* [Exercise materials]:

════════

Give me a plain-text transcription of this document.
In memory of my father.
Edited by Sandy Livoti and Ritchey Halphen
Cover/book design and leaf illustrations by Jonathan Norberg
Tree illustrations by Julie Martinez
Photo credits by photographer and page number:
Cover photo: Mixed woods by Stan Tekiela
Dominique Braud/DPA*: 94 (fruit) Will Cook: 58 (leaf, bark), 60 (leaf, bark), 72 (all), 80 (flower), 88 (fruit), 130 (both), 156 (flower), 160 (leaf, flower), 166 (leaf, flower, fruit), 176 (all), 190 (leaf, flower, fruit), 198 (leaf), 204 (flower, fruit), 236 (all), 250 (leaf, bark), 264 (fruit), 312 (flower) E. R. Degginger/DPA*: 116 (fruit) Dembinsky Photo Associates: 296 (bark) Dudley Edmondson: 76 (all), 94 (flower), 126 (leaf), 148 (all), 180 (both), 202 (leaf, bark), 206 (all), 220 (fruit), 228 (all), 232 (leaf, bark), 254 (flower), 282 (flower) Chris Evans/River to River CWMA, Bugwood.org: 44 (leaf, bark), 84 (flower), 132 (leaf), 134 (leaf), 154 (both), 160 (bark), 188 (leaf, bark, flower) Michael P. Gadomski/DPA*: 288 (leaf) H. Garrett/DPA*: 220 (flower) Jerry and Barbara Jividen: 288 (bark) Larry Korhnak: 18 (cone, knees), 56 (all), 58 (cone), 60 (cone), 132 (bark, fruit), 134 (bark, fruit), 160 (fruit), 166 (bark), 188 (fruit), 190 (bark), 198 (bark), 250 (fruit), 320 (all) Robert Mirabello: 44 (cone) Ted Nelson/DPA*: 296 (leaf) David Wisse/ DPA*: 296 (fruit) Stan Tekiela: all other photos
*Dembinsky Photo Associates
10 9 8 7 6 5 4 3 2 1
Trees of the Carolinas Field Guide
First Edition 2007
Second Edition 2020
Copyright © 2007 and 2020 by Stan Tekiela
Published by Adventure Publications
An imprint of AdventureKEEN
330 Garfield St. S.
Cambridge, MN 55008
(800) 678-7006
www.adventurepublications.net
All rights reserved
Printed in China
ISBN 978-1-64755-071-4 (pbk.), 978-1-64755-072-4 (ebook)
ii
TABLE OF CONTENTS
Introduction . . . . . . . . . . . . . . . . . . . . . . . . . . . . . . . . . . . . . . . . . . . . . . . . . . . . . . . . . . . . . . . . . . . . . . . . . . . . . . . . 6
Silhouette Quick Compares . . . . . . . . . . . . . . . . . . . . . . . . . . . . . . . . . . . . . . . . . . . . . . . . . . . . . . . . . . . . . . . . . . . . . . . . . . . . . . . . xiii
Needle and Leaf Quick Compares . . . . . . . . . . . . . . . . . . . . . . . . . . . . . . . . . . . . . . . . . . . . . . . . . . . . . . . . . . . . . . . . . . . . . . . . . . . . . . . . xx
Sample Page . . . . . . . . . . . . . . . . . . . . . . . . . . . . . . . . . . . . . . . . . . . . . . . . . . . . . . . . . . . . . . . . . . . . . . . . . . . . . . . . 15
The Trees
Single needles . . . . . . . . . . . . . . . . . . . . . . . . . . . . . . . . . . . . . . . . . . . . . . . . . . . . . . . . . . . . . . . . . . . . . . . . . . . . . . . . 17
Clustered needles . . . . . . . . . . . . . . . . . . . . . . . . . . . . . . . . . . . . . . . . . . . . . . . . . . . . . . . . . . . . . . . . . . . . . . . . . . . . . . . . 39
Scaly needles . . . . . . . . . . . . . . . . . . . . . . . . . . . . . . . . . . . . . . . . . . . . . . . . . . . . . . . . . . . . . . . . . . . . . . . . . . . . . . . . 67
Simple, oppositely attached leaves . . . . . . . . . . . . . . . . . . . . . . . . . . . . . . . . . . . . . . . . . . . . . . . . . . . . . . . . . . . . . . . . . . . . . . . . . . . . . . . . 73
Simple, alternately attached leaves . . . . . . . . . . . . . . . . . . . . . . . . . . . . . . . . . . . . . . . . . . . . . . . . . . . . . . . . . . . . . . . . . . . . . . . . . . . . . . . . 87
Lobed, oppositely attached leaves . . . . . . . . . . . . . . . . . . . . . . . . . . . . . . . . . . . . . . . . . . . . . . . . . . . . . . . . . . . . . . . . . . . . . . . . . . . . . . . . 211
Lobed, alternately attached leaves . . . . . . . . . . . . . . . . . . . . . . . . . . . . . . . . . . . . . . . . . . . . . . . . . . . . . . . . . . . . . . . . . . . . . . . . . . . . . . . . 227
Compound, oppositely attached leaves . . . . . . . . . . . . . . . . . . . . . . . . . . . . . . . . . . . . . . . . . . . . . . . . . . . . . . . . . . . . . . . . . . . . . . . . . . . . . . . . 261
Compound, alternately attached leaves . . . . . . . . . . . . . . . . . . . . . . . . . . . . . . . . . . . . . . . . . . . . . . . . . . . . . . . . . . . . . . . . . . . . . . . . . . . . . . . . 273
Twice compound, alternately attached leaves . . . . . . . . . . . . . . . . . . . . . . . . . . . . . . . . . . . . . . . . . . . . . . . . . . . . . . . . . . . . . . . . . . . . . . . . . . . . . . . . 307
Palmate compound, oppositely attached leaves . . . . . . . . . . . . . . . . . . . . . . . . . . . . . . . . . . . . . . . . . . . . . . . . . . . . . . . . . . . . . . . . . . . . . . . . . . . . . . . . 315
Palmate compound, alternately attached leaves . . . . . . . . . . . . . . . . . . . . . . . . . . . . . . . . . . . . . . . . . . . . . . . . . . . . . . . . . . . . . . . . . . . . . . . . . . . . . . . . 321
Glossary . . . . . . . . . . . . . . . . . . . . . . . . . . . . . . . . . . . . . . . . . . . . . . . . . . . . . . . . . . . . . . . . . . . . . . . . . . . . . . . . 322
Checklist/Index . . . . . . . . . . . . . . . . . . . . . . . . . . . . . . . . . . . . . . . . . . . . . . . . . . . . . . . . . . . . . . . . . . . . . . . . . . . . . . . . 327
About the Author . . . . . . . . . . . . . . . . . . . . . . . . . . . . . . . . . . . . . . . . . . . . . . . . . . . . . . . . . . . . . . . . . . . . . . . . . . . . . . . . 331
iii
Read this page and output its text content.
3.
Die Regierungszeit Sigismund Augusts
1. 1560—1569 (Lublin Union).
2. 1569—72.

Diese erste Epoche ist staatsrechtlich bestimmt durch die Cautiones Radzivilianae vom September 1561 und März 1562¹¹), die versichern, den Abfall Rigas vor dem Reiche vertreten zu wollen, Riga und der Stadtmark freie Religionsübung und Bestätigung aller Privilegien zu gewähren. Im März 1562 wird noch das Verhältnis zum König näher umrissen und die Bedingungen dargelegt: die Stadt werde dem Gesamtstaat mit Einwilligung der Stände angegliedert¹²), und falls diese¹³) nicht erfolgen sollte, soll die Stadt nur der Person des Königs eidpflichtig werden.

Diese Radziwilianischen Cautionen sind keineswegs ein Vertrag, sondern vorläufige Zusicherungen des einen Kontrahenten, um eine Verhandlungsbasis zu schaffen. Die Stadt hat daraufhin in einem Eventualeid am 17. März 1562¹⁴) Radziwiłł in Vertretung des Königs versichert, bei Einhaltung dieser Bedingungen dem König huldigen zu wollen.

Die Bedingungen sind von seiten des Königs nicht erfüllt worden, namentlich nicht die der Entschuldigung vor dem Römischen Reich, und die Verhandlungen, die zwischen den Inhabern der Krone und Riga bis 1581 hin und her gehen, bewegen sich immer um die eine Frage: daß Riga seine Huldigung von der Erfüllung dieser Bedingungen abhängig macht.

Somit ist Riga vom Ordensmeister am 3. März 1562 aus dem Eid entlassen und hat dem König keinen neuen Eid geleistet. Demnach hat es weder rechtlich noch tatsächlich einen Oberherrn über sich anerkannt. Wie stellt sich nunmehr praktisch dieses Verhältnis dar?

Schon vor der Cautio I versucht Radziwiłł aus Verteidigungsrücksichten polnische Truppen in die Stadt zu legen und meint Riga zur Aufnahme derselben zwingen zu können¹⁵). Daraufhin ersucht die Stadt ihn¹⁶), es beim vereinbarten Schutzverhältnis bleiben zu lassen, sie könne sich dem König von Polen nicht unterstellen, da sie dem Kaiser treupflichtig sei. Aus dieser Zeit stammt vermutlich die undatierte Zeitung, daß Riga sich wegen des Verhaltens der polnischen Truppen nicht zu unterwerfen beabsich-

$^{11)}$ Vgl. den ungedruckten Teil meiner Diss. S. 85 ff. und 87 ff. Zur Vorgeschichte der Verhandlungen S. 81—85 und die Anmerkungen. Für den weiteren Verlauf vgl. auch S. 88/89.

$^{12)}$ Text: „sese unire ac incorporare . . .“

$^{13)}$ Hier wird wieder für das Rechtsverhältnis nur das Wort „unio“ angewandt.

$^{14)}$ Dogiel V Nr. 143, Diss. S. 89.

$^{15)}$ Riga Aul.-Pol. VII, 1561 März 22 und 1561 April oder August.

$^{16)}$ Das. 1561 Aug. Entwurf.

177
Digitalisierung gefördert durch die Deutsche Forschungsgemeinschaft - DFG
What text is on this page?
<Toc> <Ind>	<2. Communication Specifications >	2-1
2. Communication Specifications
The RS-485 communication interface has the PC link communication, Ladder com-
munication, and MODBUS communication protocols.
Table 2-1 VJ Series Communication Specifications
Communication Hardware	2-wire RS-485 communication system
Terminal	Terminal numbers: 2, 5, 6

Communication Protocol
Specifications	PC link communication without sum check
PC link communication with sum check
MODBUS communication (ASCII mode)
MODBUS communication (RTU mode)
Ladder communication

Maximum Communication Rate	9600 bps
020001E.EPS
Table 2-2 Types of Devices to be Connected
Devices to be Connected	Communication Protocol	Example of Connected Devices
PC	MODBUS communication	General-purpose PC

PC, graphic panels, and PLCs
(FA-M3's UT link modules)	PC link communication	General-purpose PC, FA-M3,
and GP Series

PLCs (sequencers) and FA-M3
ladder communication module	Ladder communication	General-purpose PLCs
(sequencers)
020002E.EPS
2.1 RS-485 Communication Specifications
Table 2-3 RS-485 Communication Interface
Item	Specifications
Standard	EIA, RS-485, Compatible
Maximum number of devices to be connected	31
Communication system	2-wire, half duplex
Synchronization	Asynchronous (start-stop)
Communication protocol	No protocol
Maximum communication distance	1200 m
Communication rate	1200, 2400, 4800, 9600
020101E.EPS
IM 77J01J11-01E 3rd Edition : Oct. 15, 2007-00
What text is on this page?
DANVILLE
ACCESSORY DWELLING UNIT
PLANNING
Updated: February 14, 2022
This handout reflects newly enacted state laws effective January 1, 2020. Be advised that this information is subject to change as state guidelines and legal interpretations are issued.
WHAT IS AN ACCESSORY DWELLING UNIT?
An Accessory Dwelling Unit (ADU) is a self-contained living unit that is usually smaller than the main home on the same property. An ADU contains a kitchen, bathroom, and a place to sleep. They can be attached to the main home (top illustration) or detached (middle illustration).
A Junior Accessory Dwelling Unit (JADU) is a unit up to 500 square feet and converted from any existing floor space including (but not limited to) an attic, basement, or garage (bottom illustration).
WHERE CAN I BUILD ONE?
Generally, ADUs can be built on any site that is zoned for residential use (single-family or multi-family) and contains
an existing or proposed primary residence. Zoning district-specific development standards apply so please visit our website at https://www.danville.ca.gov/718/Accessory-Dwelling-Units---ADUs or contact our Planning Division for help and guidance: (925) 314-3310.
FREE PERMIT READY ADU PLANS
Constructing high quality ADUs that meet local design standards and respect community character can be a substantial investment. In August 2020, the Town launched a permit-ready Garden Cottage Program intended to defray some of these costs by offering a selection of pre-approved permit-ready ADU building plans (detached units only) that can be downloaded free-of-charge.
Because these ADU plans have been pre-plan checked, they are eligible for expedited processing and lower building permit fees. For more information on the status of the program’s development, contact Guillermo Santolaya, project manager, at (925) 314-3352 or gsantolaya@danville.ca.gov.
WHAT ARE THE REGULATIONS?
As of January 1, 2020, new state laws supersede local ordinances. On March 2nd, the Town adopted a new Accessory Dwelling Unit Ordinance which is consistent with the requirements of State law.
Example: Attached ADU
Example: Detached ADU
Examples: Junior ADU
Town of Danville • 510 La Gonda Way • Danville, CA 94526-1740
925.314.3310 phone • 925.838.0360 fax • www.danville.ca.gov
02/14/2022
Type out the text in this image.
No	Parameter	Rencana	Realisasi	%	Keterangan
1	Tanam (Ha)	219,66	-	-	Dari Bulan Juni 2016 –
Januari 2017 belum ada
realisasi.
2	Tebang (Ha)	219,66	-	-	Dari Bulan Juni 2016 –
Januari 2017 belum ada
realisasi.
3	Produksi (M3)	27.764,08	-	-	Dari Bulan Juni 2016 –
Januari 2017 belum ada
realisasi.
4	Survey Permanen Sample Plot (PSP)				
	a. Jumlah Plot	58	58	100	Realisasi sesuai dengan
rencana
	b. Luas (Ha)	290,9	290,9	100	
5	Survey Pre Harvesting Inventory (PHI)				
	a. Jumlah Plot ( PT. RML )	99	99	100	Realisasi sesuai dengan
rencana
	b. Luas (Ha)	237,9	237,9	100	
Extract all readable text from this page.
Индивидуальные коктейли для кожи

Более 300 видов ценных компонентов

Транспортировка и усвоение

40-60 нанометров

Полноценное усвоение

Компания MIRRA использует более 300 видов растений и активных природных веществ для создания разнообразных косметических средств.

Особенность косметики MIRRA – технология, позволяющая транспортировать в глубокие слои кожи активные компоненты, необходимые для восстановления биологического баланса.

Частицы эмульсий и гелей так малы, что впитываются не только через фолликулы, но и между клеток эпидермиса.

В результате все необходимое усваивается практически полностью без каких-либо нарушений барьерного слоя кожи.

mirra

════════

Restate word for word the lines from the one holding "Type out the text in this image." to the end of the listing, both ends included, and nothing more.

* [Expected output]:
Type out the text in this image.
No	Parameter	Rencana	Realisasi	%	Keterangan
1	Tanam (Ha)	219,66	-	-	Dari Bulan Juni 2016 –
Januari 2017 belum ada
realisasi.
2	Tebang (Ha)	219,66	-	-	Dari Bulan Juni 2016 –
Januari 2017 belum ada
realisasi.
3	Produksi (M3)	27.764,08	-	-	Dari Bulan Juni 2016 –
Januari 2017 belum ada
realisasi.
4	Survey Permanen Sample Plot (PSP)				
	a. Jumlah Plot	58	58	100	Realisasi sesuai dengan
rencana
	b. Luas (Ha)	290,9	290,9	100	
5	Survey Pre Harvesting Inventory (PHI)				
	a. Jumlah Plot ( PT. RML )	99	99	100	Realisasi sesuai dengan
rencana
	b. Luas (Ha)	237,9	237,9	100	
Extract all readable text from this page.
Индивидуальные коктейли для кожи

Более 300 видов ценных компонентов

Транспортировка и усвоение

40-60 нанометров

Полноценное усвоение

Компания MIRRA использует более 300 видов растений и активных природных веществ для создания разнообразных косметических средств.

Особенность косметики MIRRA – технология, позволяющая транспортировать в глубокие слои кожи активные компоненты, необходимые для восстановления биологического баланса.

Частицы эмульсий и гелей так малы, что впитываются не только через фолликулы, но и между клеток эпидермиса.

В результате все необходимое усваивается практически полностью без каких-либо нарушений барьерного слоя кожи.

mirra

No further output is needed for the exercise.